----- Listed entries -----

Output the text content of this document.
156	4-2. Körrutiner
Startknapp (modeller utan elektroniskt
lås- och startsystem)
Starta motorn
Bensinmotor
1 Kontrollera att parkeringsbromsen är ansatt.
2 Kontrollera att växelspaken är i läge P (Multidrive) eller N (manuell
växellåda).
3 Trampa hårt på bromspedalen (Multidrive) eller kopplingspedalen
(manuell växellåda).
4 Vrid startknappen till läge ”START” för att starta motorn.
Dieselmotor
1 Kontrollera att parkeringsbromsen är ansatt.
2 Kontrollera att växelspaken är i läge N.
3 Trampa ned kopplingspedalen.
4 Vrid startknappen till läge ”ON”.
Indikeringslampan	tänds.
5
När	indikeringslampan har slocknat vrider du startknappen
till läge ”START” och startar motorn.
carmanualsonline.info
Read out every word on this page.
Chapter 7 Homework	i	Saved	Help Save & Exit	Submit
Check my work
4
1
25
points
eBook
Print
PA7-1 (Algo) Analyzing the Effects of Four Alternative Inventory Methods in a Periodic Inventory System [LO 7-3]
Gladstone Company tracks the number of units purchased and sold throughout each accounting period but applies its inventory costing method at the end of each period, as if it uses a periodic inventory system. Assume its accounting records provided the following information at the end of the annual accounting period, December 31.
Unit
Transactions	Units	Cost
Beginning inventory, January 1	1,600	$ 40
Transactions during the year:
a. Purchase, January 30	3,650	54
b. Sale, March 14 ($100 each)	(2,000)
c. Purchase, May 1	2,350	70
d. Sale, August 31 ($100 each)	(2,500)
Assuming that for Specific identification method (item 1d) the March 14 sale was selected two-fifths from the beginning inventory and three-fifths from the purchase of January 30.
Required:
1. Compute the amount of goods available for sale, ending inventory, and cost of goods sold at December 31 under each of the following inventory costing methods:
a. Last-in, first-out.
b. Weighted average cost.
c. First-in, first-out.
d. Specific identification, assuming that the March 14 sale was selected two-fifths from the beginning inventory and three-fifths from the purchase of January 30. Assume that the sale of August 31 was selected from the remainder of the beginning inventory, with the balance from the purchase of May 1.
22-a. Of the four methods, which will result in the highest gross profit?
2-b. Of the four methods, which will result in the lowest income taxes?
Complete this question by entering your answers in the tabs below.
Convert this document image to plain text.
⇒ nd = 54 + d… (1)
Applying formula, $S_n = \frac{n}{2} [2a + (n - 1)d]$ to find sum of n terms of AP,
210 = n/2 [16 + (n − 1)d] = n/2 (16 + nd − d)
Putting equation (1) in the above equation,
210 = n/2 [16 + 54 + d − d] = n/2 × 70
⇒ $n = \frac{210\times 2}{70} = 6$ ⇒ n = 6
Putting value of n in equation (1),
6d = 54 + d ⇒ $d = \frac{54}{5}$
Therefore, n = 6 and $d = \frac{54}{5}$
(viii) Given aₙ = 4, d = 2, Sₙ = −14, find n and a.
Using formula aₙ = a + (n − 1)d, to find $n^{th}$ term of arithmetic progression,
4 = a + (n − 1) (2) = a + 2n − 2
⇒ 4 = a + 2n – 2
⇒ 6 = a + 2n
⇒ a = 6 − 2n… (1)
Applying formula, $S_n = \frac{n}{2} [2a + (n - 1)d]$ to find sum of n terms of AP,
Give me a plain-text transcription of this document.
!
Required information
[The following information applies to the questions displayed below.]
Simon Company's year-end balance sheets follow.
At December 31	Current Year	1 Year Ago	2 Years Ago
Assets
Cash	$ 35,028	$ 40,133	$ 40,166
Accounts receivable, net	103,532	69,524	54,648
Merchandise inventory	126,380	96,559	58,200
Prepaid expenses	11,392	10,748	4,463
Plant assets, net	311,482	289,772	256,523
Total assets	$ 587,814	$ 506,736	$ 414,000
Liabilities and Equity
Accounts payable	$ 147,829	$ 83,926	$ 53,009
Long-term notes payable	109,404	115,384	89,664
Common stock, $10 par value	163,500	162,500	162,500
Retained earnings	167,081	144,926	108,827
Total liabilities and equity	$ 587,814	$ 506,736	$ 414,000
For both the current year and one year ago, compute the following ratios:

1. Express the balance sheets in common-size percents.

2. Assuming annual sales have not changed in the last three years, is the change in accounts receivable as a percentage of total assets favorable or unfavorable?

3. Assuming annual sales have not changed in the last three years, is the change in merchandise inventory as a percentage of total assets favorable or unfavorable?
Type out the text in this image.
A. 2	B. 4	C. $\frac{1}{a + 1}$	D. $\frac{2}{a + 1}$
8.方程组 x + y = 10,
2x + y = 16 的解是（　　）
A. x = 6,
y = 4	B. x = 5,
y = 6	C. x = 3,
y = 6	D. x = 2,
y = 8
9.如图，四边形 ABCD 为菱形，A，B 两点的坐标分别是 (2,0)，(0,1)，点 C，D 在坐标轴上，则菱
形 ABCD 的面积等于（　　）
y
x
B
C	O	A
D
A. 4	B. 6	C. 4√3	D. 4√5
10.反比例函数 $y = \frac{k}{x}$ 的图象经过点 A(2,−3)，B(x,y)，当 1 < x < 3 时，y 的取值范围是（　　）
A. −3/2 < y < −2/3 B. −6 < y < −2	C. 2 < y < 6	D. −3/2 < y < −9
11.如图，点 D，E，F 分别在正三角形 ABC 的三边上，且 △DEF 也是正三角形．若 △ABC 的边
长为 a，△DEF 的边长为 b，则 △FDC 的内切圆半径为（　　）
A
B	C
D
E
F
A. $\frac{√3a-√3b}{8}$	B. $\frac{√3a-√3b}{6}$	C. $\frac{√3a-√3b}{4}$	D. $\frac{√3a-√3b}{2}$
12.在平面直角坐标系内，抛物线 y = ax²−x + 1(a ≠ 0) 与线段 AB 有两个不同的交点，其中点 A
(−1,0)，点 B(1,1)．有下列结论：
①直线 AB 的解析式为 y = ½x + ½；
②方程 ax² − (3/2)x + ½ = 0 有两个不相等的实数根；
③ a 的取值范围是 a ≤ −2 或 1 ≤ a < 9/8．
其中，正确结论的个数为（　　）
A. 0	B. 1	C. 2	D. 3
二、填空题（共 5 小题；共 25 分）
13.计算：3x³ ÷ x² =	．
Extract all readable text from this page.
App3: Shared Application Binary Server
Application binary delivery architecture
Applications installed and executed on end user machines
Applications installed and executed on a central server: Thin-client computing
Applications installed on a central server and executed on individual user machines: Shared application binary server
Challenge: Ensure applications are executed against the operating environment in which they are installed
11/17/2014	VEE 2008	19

-----

What the task asks:
Tally how many lines of the records hold the word "find". Answer with the number only.

Solution:
4